• **Problem**: For each line below that includes the word "газораспределения", make a copy.

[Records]

[Start]

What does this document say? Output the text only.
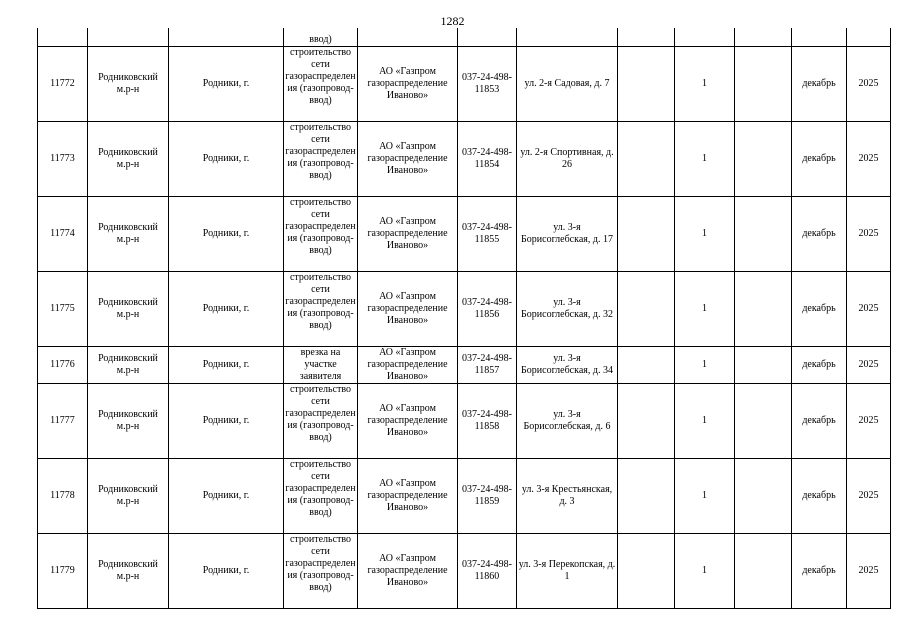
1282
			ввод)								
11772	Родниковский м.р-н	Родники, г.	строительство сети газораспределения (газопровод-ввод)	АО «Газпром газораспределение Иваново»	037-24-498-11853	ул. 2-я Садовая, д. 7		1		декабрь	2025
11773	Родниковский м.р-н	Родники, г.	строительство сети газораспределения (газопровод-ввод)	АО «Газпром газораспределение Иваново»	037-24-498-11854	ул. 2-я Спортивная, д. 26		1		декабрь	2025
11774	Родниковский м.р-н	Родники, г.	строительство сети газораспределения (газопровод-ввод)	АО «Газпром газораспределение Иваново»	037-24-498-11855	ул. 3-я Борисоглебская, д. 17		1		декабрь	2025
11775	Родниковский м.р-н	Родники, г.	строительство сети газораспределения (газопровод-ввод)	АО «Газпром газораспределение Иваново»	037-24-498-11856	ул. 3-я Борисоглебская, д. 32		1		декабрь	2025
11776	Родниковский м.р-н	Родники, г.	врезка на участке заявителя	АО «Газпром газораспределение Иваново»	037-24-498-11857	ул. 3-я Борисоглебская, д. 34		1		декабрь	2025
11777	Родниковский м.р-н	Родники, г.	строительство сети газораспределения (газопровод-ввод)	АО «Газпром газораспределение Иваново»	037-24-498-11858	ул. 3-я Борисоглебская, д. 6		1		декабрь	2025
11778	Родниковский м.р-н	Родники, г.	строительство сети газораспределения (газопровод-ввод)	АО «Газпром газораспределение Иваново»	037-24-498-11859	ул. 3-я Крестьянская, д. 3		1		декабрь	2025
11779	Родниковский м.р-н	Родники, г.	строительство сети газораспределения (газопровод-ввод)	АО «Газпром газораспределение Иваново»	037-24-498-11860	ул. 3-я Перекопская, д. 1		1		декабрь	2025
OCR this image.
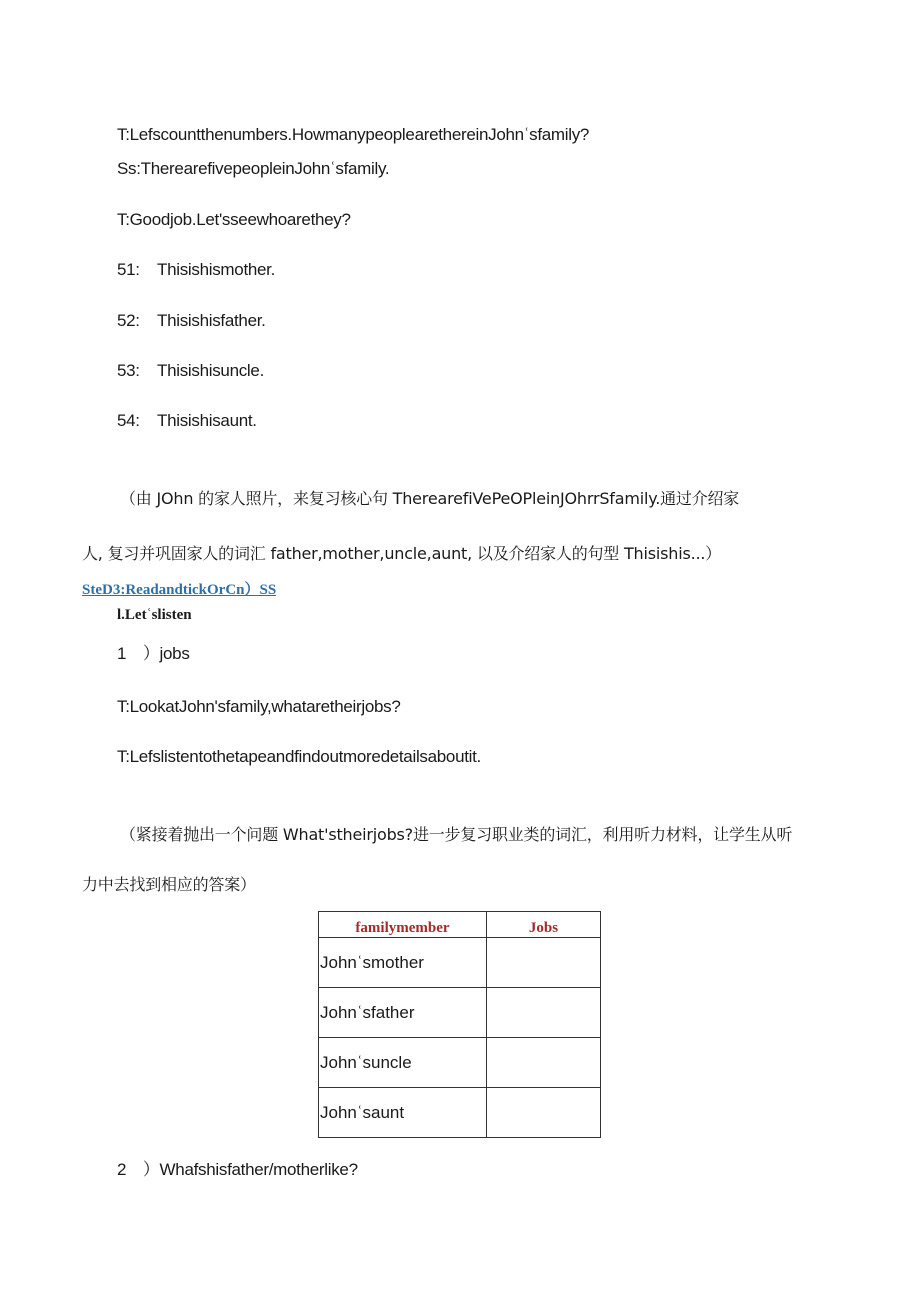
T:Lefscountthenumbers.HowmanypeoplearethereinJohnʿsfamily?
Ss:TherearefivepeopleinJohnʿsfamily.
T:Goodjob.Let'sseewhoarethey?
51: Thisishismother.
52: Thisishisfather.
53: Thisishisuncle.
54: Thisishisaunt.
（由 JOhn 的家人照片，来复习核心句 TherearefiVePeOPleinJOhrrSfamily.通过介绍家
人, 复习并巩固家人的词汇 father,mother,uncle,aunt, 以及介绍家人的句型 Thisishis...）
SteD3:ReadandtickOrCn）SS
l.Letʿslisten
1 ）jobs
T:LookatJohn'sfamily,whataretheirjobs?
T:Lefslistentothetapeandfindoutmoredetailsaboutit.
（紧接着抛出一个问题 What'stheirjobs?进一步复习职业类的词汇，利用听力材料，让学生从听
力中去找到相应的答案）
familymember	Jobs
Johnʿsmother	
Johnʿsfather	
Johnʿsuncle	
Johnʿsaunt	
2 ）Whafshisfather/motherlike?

[End]
[Start]

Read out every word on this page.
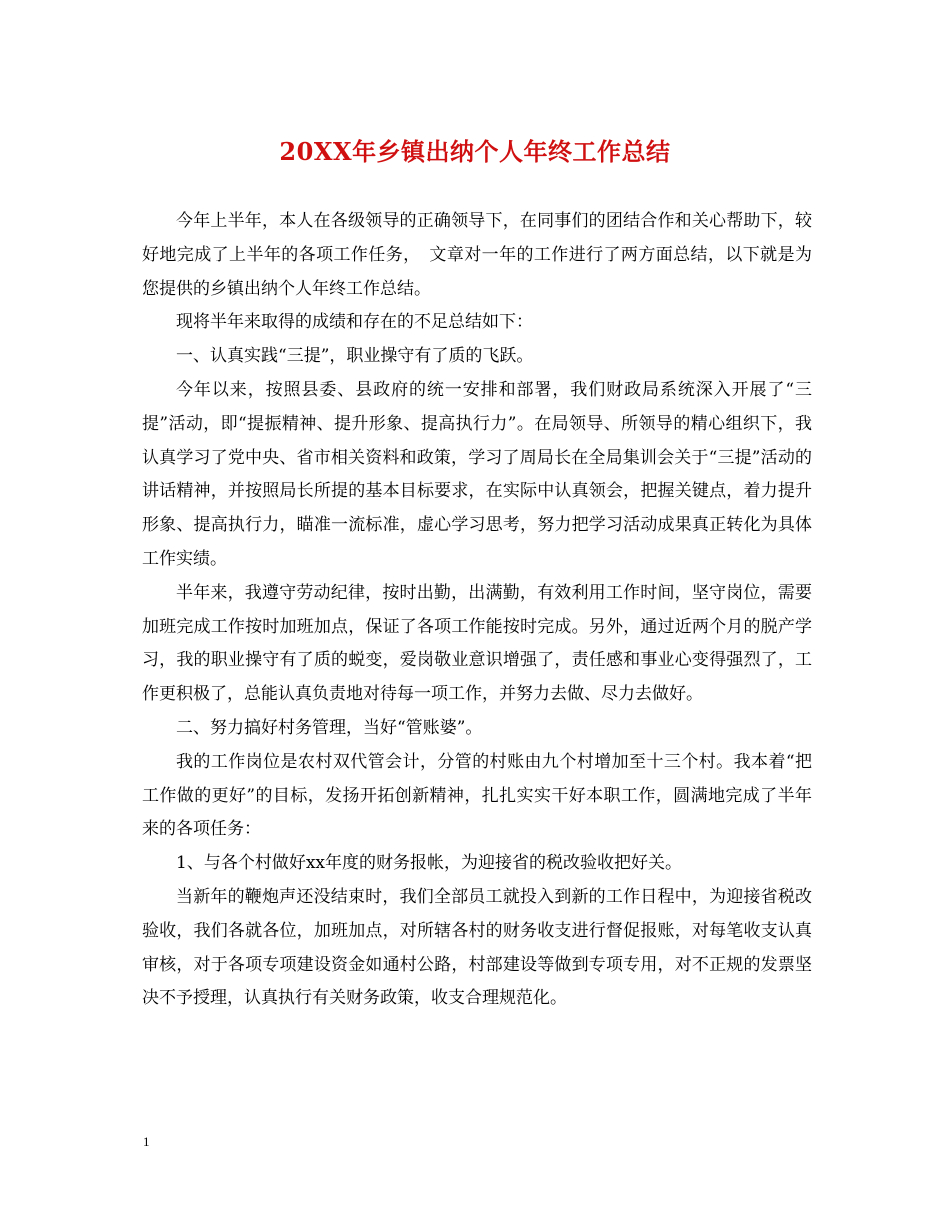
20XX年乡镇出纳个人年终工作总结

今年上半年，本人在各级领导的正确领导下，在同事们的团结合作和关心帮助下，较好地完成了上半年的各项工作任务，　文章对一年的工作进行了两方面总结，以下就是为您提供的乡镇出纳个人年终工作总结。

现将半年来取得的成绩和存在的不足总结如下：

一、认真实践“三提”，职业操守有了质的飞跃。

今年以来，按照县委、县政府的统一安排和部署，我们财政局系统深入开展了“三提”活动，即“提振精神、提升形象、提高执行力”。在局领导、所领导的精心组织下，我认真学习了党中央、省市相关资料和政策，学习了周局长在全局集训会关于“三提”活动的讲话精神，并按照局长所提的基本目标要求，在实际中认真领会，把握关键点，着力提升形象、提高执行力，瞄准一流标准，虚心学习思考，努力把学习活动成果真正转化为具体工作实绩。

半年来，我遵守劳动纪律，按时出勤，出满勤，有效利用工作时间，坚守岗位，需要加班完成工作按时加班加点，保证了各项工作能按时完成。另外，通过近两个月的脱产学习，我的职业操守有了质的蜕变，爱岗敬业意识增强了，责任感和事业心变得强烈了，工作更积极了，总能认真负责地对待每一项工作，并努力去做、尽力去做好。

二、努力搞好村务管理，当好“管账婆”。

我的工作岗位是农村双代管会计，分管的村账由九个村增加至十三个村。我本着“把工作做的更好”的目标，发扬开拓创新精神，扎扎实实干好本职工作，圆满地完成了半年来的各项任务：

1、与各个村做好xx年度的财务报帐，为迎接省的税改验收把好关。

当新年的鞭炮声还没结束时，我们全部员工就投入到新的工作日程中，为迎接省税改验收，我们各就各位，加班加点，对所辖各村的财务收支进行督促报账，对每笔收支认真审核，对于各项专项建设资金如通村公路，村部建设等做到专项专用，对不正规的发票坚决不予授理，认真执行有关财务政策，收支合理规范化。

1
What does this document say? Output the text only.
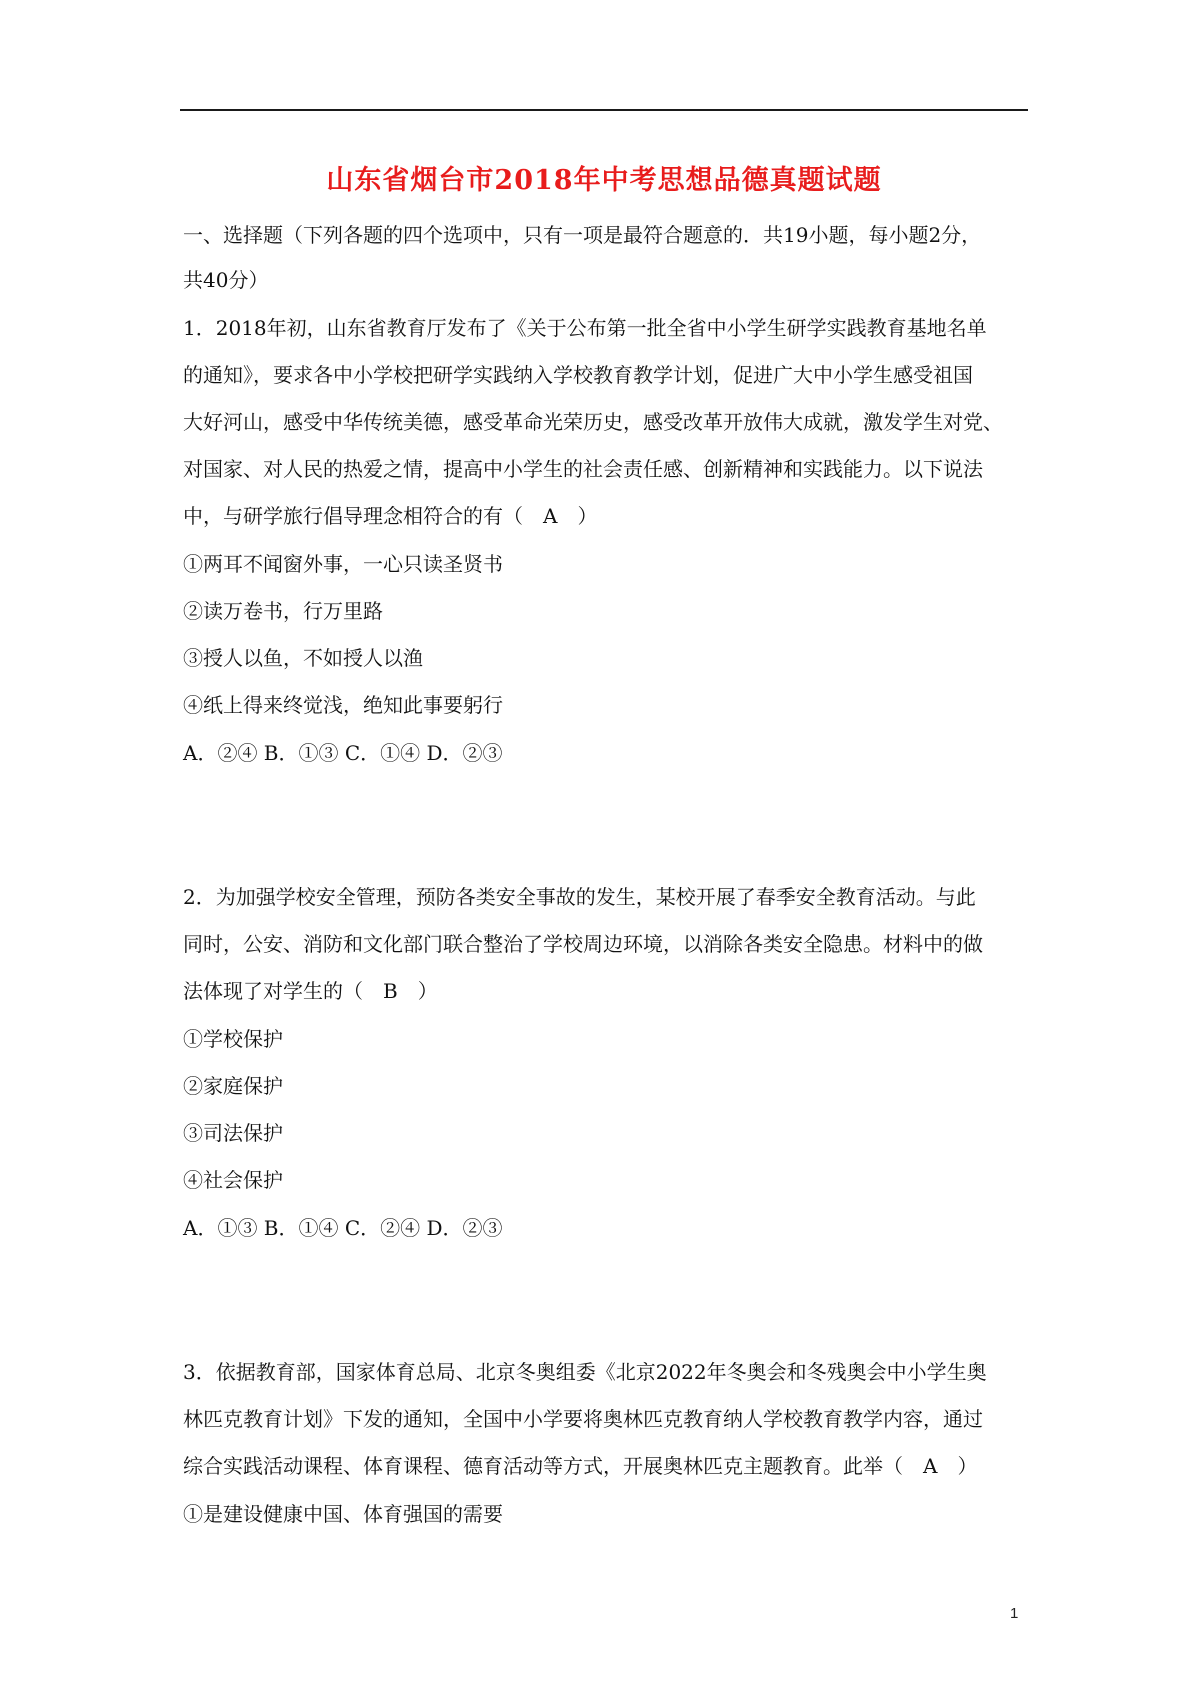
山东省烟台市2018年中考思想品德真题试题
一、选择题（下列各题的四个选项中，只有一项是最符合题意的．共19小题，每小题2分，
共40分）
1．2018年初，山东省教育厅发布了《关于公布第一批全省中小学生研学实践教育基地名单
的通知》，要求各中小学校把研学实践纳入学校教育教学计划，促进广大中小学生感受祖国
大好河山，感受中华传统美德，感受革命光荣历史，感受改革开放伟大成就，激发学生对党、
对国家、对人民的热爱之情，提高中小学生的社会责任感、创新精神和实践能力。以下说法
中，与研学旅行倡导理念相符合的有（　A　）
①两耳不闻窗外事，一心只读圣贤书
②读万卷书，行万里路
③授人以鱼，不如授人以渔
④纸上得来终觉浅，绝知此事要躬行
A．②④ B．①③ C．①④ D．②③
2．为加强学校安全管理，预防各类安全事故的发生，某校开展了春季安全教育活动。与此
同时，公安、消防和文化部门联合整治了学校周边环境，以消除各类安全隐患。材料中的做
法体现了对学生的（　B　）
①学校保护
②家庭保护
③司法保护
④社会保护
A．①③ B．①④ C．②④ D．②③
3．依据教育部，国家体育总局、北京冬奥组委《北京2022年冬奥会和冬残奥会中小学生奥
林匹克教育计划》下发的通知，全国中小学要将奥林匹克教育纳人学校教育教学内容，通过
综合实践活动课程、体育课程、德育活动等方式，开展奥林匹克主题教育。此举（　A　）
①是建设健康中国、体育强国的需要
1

[End]

• **Complete answer**:
11772	Родниковский м.р-н	Родники, г.	строительство сети газораспределения (газопровод-ввод)	АО «Газпром газораспределение Иваново»	037-24-498-11853	ул. 2-я Садовая, д. 7		1		декабрь	2025
11773	Родниковский м.р-н	Родники, г.	строительство сети газораспределения (газопровод-ввод)	АО «Газпром газораспределение Иваново»	037-24-498-11854	ул. 2-я Спортивная, д. 26		1		декабрь	2025
11774	Родниковский м.р-н	Родники, г.	строительство сети газораспределения (газопровод-ввод)	АО «Газпром газораспределение Иваново»	037-24-498-11855	ул. 3-я Борисоглебская, д. 17		1		декабрь	2025
11775	Родниковский м.р-н	Родники, г.	строительство сети газораспределения (газопровод-ввод)	АО «Газпром газораспределение Иваново»	037-24-498-11856	ул. 3-я Борисоглебская, д. 32		1		декабрь	2025
11777	Родниковский м.р-н	Родники, г.	строительство сети газораспределения (газопровод-ввод)	АО «Газпром газораспределение Иваново»	037-24-498-11858	ул. 3-я Борисоглебская, д. 6		1		декабрь	2025
11778	Родниковский м.р-н	Родники, г.	строительство сети газораспределения (газопровод-ввод)	АО «Газпром газораспределение Иваново»	037-24-498-11859	ул. 3-я Крестьянская, д. 3		1		декабрь	2025
11779	Родниковский м.р-н	Родники, г.	строительство сети газораспределения (газопровод-ввод)	АО «Газпром газораспределение Иваново»	037-24-498-11860	ул. 3-я Перекопская, д. 1		1		декабрь	2025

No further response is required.